Gib aus dem Forenthread über Gentoo-Updates den Abschnitt wörtlich wieder, der mit „hahaha. An dem“ beginnt und bis einschließlich „Hardware deswegen aussortieren?“ reicht.

### Textblock
※ ※ ※
Für die meisten Sachen kann Gentoo nix. Das mit Openssl und Libressl, da muss man sich entscheiden und das neu Programmieren hat bei einigen Projekten sehr lange gedauert. Wie aktuell auch dieses Python Upgrade. Aber das liegt an den Skriptsparachen und Teilweise der Modernisierung. Andere Projekte haben da auch dran geknabbert. Hatten aber wahrscheinlich eine größere Community.

Aber ich sehe das unter Linux alles nicht als Konkurrenten, wir sind doch eine große Familie hier!

----------

## misterjack

 *ChrisJumper wrote:*   

> Gleichzeitig neue Hardware kaufe - weil man alle X Jahre auch mal was neues braucht. 

 

hahaha. An dem Punkt bin ich ausgestiegen. Es gibt genau einen einzigen Task, der mir zu lange dauert & das sind Gentoo Updates. In _allen_ anderen Belangen bin ich rundum zufrieden. Warum funktionsfähige Hardware deswegen aussortieren?

PS: Es ist ausschließlich Software installiert, die ich regelmäßig benutze. Darunter unter anderem auf dem Hauptrechner Steam + CSGO  :Smile: 

----------

## franzf

 *ChrisJumper wrote:*   

> Gleichzeitig neue Hardware kaufe - weil man alle X Jahre auch mal was neues braucht. 

 

Geht mir genauso wie misterjack. Meine Hardware funktioniert und ist schnell genug. Einzig RAM ist aufm Laptop manchmal knapp. Aber da ist noch ein slot frei...

 *Quote:*   

> Aber auch weil ich zum Beispiel den Window-Manager i3 probieren wollte und der zieht immer Pakete mit rein die entweder 2.7 Python als Single Target wollen (dabei war ich da mal runter).

 

Eigenen Tip beherzigen und auf wayland umsteigen  :Wink:  sway ist ein i3-kompatibler wayland window manager.

----------

## franzf

 *franzf wrote:*   

>  *ChrisJumper wrote:*   Gleichzeitig neue Hardware kaufe - weil man alle X Jahre auch mal was neues braucht.  
> 
> Geht mir genauso wie misterjack. Meine Hardware funktioniert und ist schnell genug. Einzig RAM ist aufm Laptop manchmal knapp. Aber da ist noch ein slot frei...
> 
>  *Quote:*   Aber auch weil ich zum Beispiel den Window-Manager i3 probieren wollte und der zieht immer Pakete mit rein die entweder 2.7 Python als Single Target wollen (dabei war ich da mal runter). 
> ...
※ ※ ※
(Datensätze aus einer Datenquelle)
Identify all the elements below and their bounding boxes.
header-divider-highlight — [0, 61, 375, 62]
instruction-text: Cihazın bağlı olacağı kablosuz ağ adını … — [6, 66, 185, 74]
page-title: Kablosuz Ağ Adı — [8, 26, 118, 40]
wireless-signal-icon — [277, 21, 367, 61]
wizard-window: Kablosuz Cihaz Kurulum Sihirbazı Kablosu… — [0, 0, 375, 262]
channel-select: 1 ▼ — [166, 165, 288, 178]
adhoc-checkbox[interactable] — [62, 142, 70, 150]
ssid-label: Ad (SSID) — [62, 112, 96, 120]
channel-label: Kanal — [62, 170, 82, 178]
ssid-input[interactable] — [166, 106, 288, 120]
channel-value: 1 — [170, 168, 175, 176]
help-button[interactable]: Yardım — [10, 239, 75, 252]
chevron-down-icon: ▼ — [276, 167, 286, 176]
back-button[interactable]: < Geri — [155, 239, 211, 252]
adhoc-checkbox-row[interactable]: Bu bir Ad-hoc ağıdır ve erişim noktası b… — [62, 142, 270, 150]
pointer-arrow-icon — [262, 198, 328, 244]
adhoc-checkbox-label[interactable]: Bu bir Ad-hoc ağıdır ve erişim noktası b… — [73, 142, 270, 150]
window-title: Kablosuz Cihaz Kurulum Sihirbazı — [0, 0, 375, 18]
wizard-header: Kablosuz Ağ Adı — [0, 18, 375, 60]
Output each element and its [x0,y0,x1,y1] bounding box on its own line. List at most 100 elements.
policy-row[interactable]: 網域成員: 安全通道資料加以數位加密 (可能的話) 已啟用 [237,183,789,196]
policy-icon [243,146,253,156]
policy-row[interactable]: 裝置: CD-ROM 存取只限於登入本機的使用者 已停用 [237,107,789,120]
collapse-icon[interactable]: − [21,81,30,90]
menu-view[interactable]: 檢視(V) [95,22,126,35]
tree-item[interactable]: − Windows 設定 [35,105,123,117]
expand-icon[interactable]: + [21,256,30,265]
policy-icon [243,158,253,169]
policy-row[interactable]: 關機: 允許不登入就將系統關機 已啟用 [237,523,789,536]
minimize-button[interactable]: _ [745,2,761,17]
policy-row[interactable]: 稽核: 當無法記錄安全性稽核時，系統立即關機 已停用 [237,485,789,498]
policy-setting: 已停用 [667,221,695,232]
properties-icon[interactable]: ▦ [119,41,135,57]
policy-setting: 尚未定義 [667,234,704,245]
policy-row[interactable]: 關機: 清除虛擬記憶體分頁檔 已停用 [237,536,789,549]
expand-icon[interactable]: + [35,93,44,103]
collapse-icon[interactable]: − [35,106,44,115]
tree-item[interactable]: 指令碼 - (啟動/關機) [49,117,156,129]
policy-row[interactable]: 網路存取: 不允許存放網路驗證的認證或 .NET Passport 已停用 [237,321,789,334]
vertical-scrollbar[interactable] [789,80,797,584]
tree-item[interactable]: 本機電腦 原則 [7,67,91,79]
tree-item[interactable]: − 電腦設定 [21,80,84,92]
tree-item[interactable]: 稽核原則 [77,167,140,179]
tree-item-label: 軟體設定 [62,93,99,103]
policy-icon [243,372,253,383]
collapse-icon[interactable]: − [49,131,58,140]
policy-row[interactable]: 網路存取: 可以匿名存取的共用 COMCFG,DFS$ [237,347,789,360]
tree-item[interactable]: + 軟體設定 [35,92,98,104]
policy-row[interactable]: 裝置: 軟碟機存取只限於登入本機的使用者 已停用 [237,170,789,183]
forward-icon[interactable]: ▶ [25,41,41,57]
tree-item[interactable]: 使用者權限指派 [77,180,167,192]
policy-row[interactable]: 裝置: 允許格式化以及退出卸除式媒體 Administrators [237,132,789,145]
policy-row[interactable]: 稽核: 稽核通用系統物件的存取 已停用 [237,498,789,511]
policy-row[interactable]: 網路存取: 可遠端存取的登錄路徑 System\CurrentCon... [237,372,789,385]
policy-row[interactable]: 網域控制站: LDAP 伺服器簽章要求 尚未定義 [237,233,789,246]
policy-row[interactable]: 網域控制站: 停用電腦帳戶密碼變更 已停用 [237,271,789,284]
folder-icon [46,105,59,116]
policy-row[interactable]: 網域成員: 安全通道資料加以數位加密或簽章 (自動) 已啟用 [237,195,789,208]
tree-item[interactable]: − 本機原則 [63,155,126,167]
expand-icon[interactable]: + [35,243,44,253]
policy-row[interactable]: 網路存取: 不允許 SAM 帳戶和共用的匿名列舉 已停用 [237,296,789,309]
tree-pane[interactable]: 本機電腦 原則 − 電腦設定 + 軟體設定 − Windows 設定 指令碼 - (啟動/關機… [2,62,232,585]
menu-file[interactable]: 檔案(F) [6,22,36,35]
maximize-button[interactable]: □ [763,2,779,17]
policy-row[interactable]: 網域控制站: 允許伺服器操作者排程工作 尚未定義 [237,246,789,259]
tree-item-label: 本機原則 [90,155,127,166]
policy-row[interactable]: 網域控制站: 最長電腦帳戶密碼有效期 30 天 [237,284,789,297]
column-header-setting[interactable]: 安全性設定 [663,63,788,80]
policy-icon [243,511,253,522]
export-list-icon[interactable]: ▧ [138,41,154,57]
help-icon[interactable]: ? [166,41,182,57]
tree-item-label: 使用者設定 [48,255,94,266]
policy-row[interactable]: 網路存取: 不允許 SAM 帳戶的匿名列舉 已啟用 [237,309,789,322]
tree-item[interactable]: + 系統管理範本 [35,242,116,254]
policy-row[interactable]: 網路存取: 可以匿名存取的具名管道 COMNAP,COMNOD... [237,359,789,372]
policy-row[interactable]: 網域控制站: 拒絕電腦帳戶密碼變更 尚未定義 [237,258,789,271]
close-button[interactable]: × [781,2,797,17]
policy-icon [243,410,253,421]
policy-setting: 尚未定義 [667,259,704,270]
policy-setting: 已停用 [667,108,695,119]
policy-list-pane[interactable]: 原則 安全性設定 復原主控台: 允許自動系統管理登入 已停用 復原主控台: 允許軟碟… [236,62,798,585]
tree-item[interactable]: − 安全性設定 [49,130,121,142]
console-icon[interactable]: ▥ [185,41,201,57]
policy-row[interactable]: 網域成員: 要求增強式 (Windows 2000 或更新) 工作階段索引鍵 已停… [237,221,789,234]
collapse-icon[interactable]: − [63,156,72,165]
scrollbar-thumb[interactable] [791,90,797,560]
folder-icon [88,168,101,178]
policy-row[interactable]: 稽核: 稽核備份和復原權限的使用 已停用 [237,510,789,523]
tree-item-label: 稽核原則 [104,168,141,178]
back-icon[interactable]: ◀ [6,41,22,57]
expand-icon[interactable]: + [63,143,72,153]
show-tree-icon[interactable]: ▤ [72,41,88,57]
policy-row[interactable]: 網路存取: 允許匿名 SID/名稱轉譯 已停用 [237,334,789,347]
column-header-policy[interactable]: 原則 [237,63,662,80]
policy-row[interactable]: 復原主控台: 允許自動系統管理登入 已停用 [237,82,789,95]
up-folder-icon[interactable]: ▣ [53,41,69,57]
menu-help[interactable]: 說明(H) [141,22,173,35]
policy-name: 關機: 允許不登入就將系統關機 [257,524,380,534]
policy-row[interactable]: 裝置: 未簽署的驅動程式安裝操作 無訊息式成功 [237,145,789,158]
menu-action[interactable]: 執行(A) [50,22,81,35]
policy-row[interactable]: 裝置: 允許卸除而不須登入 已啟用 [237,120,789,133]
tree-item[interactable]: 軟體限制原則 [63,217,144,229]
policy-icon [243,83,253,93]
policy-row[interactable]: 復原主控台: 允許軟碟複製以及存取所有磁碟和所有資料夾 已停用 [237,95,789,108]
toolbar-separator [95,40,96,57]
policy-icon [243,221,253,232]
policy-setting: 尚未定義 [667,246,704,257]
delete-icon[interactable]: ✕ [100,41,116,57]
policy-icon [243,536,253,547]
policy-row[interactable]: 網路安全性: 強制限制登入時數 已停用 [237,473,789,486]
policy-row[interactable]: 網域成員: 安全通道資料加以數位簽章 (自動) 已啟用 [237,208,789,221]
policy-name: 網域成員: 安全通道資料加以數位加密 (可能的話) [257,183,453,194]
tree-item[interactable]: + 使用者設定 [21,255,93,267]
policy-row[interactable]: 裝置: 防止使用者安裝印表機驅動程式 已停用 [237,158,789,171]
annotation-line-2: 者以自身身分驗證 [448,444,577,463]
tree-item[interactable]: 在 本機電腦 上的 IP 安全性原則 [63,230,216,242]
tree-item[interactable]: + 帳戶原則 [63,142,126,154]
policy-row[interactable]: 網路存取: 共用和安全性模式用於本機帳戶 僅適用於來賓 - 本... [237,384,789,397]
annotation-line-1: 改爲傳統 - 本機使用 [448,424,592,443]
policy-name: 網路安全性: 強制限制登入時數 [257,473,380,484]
※ ※ ※
### Erwartete Antwort
hahaha. An dem Punkt bin ich ausgestiegen. Es gibt genau einen einzigen Task, der mir zu lange dauert & das sind Gentoo Updates. In _allen_ anderen Belangen bin ich rundum zufrieden. Warum funktionsfähige Hardware deswegen aussortieren?